*Supplied entries*
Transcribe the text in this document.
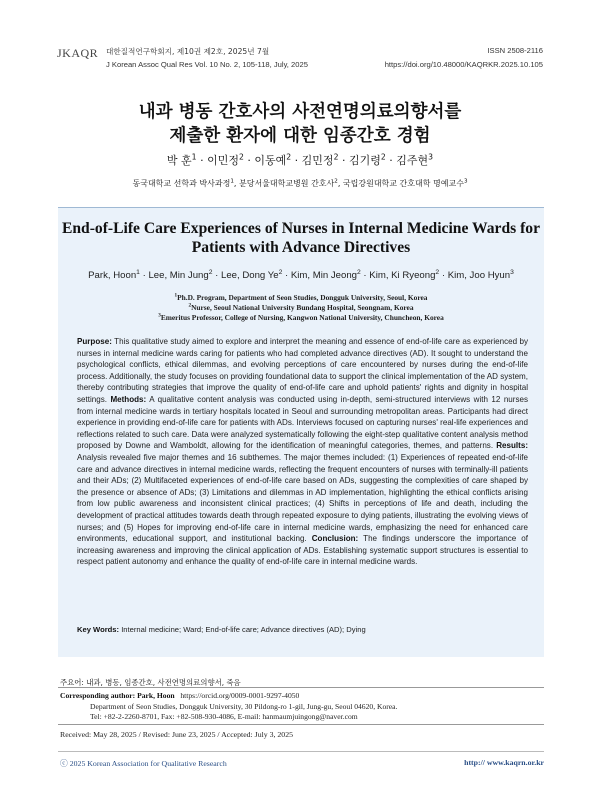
JKAQR 대한질적연구학회지, 제10권 제2호, 2025년 7월
J Korean Assoc Qual Res Vol. 10 No. 2, 105-118, July, 2025
ISSN 2508-2116
https://doi.org/10.48000/KAQRKR.2025.10.105
내과 병동 간호사의 사전연명의료의향서를
제출한 환자에 대한 임종간호 경험
박 훈$^1$ · 이민정$^2$ · 이동예$^2$ · 김민정$^2$ · 김기령$^2$ · 김주현$^3$
동국대학교 선학과 박사과정$^1$, 분당서울대학교병원 간호사$^2$, 국립강원대학교 간호대학 명예교수$^3$
End-of-Life Care Experiences of Nurses in Internal Medicine Wards for
Patients with Advance Directives
Park, Hoon$^1$ · Lee, Min Jung$^2$ · Lee, Dong $Ye^2$ · Kim, Min Jeong$^2$ · Kim, Ki Ryeong$^2$ · Kim, Joo Hyun$^3$
$^1$Ph.D. Program, Department of Seon Studies, Dongguk University, Seoul, Korea
$^2$Nurse, Seoul National University Bundang Hospital, Seongnam, Korea
$^3$Emeritus Professor, College of Nursing, Kangwon National University, Chuncheon, Korea
Purpose: This qualitative study aimed to explore and interpret the meaning and essence of end-of-life care as experienced by nurses in internal medicine wards caring for patients who had completed advance directives (AD). It sought to understand the psychological conflicts, ethical dilemmas, and evolving perceptions of care encountered by nurses during the end-of-life process. Additionally, the study focuses on providing foundational data to support the clinical implementation of the AD system, thereby contributing strategies that improve the quality of end-of-life care and uphold patients' rights and dignity in hospital settings. Methods: A qualitative content analysis was conducted using in-depth, semi-structured interviews with 12 nurses from internal medicine wards in tertiary hospitals located in Seoul and surrounding metropolitan areas. Participants had direct experience in providing end-of-life care for patients with ADs. Interviews focused on capturing nurses' real-life experiences and reflections related to such care. Data were analyzed systematically following the eight-step qualitative content analysis method proposed by Downe and Wamboldt, allowing for the identification of meaningful categories, themes, and patterns. Results: Analysis revealed five major themes and 16 subthemes. The major themes included: (1) Experiences of repeated end-of-life care and advance directives in internal medicine wards, reflecting the frequent encounters of nurses with terminally-ill patients and their ADs; (2) Multifaceted experiences of end-of-life care based on ADs, suggesting the complexities of care shaped by the presence or absence of ADs; (3) Limitations and dilemmas in AD implementation, highlighting the ethical conflicts arising from low public awareness and inconsistent clinical practices; (4) Shifts in perceptions of life and death, including the development of practical attitudes towards death through repeated exposure to dying patients, illustrating the evolving views of nurses; and (5) Hopes for improving end-of-life care in internal medicine wards, emphasizing the need for enhanced care environments, educational support, and institutional backing. Conclusion: The findings underscore the importance of increasing awareness and improving the clinical application of ADs. Establishing systematic support structures is essential to respect patient autonomy and enhance the quality of end-of-life care in internal medicine wards.
Key Words: Internal medicine; Ward; End-of-life care; Advance directives (AD); Dying
주요어: 내과, 병동, 임종간호, 사전연명의료의향서, 죽음
Corresponding author: Park, Hoon https://orcid.org/0009-0001-9297-4050
Department of Seon Studies, Dongguk University, 30 Pildong-ro 1-gil, Jung-gu, Seoul 04620, Korea.
Tel: +82-2-2260-8701, Fax: +82-508-930-4086, E-mail: hanmaumjuingong@naver.com
Received: May 28, 2025 / Revised: June 23, 2025 / Accepted: July 3, 2025
ⓒ 2025 Korean Association for Qualitative Research	http:// www.kaqrn.or.kr
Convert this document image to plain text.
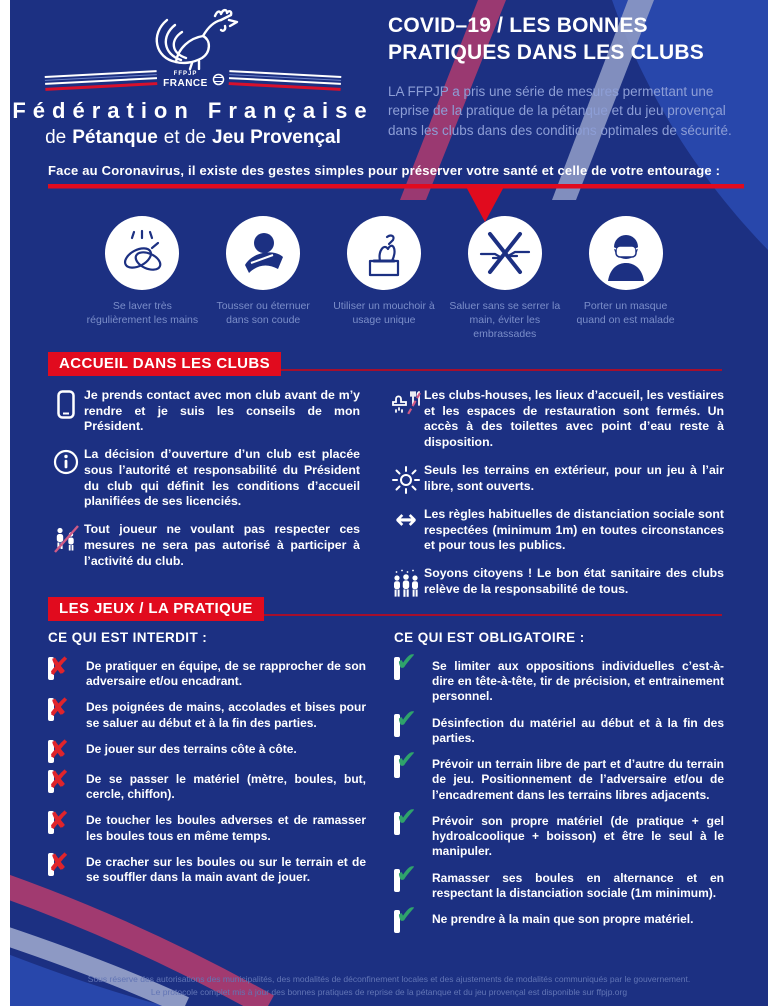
FFPJP
FRANCE
Fédération Française
de Pétanque et de Jeu Provençal
COVID–19 / LES BONNES PRATIQUES DANS LES CLUBS

LA FFPJP a pris une série de mesures permettant une reprise de la pratique de la pétanque et du jeu provençal dans les clubs dans des conditions optimales de sécurité.

Face au Coronavirus, il existe des gestes simples pour préserver votre santé et celle de votre entourage :
Se laver très régulièrement les mains
Tousser ou éternuer dans son coude
Utiliser un mouchoir à usage unique
Saluer sans se serrer la main, éviter les embrassades
Porter un masque quand on est malade
ACCUEIL DANS LES CLUBS

Je prends contact avec mon club avant de m’y rendre et je suis les conseils de mon Président.

La décision d’ouverture d’un club est placée sous l’autorité et responsabilité du Président du club qui définit les conditions d’accueil planifiées de ses licenciés.

Tout joueur ne voulant pas respecter ces mesures ne sera pas autorisé à participer à l’activité du club.

Les clubs-houses, les lieux d’accueil, les vestiaires et les espaces de restauration sont fermés. Un accès à des toilettes avec point d’eau reste à disposition.

Seuls les terrains en extérieur, pour un jeu à l’air libre, sont ouverts.

↔ Les règles habituelles de distanciation sociale sont respectées (minimum 1m) en toutes circonstances et pour tous les publics.

Soyons citoyens ! Le bon état sanitaire des clubs relève de la responsabilité de tous.

LES JEUX / LA PRATIQUE
CE QUI EST INTERDIT :
✘ De pratiquer en équipe, de se rapprocher de son adversaire et/ou encadrant.

✘ Des poignées de mains, accolades et bises pour se saluer au début et à la fin des parties.

✘ De jouer sur des terrains côte à côte.

✘ De se passer le matériel (mètre, boules, but, cercle, chiffon).

✘ De toucher les boules adverses et de ramasser les boules tous en même temps.

✘ De cracher sur les boules ou sur le terrain et de se souffler dans la main avant de jouer.

CE QUI EST OBLIGATOIRE :
✔ Se limiter aux oppositions individuelles c’est-à-dire en tête-à-tête, tir de précision, et entrainement personnel.

✔ Désinfection du matériel au début et à la fin des parties.

✔ Prévoir un terrain libre de part et d’autre du terrain de jeu. Positionnement de l’adversaire et/ou de l’encadrement dans les terrains libres adjacents.

✔ Prévoir son propre matériel (de pratique + gel hydroalcoolique + boisson) et être le seul à le manipuler.

✔ Ramasser ses boules en alternance et en respectant la distanciation sociale (1m minimum).

✔ Ne prendre à la main que son propre matériel.

Sous réserve des autorisations des municipalités, des modalités de déconfinement locales et des ajustements de modalités communiqués par le gouvernement.
Le protocole complet mis à jour des bonnes pratiques de reprise de la pétanque et du jeu provençal est disponible sur ffpjp.org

*What is needed*
Every line of the listing should be repeated exactly; no picture should appear.

*Answer to the problem*
Transcribe the text in this document.
JKAQR 대한질적연구학회지, 제10권 제2호, 2025년 7월
J Korean Assoc Qual Res Vol. 10 No. 2, 105-118, July, 2025
ISSN 2508-2116
https://doi.org/10.48000/KAQRKR.2025.10.105
내과 병동 간호사의 사전연명의료의향서를
제출한 환자에 대한 임종간호 경험
박 훈$^1$ · 이민정$^2$ · 이동예$^2$ · 김민정$^2$ · 김기령$^2$ · 김주현$^3$
동국대학교 선학과 박사과정$^1$, 분당서울대학교병원 간호사$^2$, 국립강원대학교 간호대학 명예교수$^3$
End-of-Life Care Experiences of Nurses in Internal Medicine Wards for
Patients with Advance Directives
Park, Hoon$^1$ · Lee, Min Jung$^2$ · Lee, Dong $Ye^2$ · Kim, Min Jeong$^2$ · Kim, Ki Ryeong$^2$ · Kim, Joo Hyun$^3$
$^1$Ph.D. Program, Department of Seon Studies, Dongguk University, Seoul, Korea
$^2$Nurse, Seoul National University Bundang Hospital, Seongnam, Korea
$^3$Emeritus Professor, College of Nursing, Kangwon National University, Chuncheon, Korea
Purpose: This qualitative study aimed to explore and interpret the meaning and essence of end-of-life care as experienced by nurses in internal medicine wards caring for patients who had completed advance directives (AD). It sought to understand the psychological conflicts, ethical dilemmas, and evolving perceptions of care encountered by nurses during the end-of-life process. Additionally, the study focuses on providing foundational data to support the clinical implementation of the AD system, thereby contributing strategies that improve the quality of end-of-life care and uphold patients' rights and dignity in hospital settings. Methods: A qualitative content analysis was conducted using in-depth, semi-structured interviews with 12 nurses from internal medicine wards in tertiary hospitals located in Seoul and surrounding metropolitan areas. Participants had direct experience in providing end-of-life care for patients with ADs. Interviews focused on capturing nurses' real-life experiences and reflections related to such care. Data were analyzed systematically following the eight-step qualitative content analysis method proposed by Downe and Wamboldt, allowing for the identification of meaningful categories, themes, and patterns. Results: Analysis revealed five major themes and 16 subthemes. The major themes included: (1) Experiences of repeated end-of-life care and advance directives in internal medicine wards, reflecting the frequent encounters of nurses with terminally-ill patients and their ADs; (2) Multifaceted experiences of end-of-life care based on ADs, suggesting the complexities of care shaped by the presence or absence of ADs; (3) Limitations and dilemmas in AD implementation, highlighting the ethical conflicts arising from low public awareness and inconsistent clinical practices; (4) Shifts in perceptions of life and death, including the development of practical attitudes towards death through repeated exposure to dying patients, illustrating the evolving views of nurses; and (5) Hopes for improving end-of-life care in internal medicine wards, emphasizing the need for enhanced care environments, educational support, and institutional backing. Conclusion: The findings underscore the importance of increasing awareness and improving the clinical application of ADs. Establishing systematic support structures is essential to respect patient autonomy and enhance the quality of end-of-life care in internal medicine wards.
Key Words: Internal medicine; Ward; End-of-life care; Advance directives (AD); Dying
주요어: 내과, 병동, 임종간호, 사전연명의료의향서, 죽음
Corresponding author: Park, Hoon https://orcid.org/0009-0001-9297-4050
Department of Seon Studies, Dongguk University, 30 Pildong-ro 1-gil, Jung-gu, Seoul 04620, Korea.
Tel: +82-2-2260-8701, Fax: +82-508-930-4086, E-mail: hanmaumjuingong@naver.com
Received: May 28, 2025 / Revised: June 23, 2025 / Accepted: July 3, 2025
ⓒ 2025 Korean Association for Qualitative Research	http:// www.kaqrn.or.kr
Convert this document image to plain text.
FFPJP
FRANCE
Fédération Française
de Pétanque et de Jeu Provençal
COVID–19 / LES BONNES PRATIQUES DANS LES CLUBS

LA FFPJP a pris une série de mesures permettant une reprise de la pratique de la pétanque et du jeu provençal dans les clubs dans des conditions optimales de sécurité.

Face au Coronavirus, il existe des gestes simples pour préserver votre santé et celle de votre entourage :
Se laver très régulièrement les mains
Tousser ou éternuer dans son coude
Utiliser un mouchoir à usage unique
Saluer sans se serrer la main, éviter les embrassades
Porter un masque quand on est malade
ACCUEIL DANS LES CLUBS

Je prends contact avec mon club avant de m’y rendre et je suis les conseils de mon Président.

La décision d’ouverture d’un club est placée sous l’autorité et responsabilité du Président du club qui définit les conditions d’accueil planifiées de ses licenciés.

Tout joueur ne voulant pas respecter ces mesures ne sera pas autorisé à participer à l’activité du club.

Les clubs-houses, les lieux d’accueil, les vestiaires et les espaces de restauration sont fermés. Un accès à des toilettes avec point d’eau reste à disposition.

Seuls les terrains en extérieur, pour un jeu à l’air libre, sont ouverts.

↔ Les règles habituelles de distanciation sociale sont respectées (minimum 1m) en toutes circonstances et pour tous les publics.

Soyons citoyens ! Le bon état sanitaire des clubs relève de la responsabilité de tous.

LES JEUX / LA PRATIQUE
CE QUI EST INTERDIT :
✘ De pratiquer en équipe, de se rapprocher de son adversaire et/ou encadrant.

✘ Des poignées de mains, accolades et bises pour se saluer au début et à la fin des parties.

✘ De jouer sur des terrains côte à côte.

✘ De se passer le matériel (mètre, boules, but, cercle, chiffon).

✘ De toucher les boules adverses et de ramasser les boules tous en même temps.

✘ De cracher sur les boules ou sur le terrain et de se souffler dans la main avant de jouer.

CE QUI EST OBLIGATOIRE :
✔ Se limiter aux oppositions individuelles c’est-à-dire en tête-à-tête, tir de précision, et entrainement personnel.

✔ Désinfection du matériel au début et à la fin des parties.

✔ Prévoir un terrain libre de part et d’autre du terrain de jeu. Positionnement de l’adversaire et/ou de l’encadrement dans les terrains libres adjacents.

✔ Prévoir son propre matériel (de pratique + gel hydroalcoolique + boisson) et être le seul à le manipuler.

✔ Ramasser ses boules en alternance et en respectant la distanciation sociale (1m minimum).

✔ Ne prendre à la main que son propre matériel.

Sous réserve des autorisations des municipalités, des modalités de déconfinement locales et des ajustements de modalités communiqués par le gouvernement.
Le protocole complet mis à jour des bonnes pratiques de reprise de la pétanque et du jeu provençal est disponible sur ffpjp.org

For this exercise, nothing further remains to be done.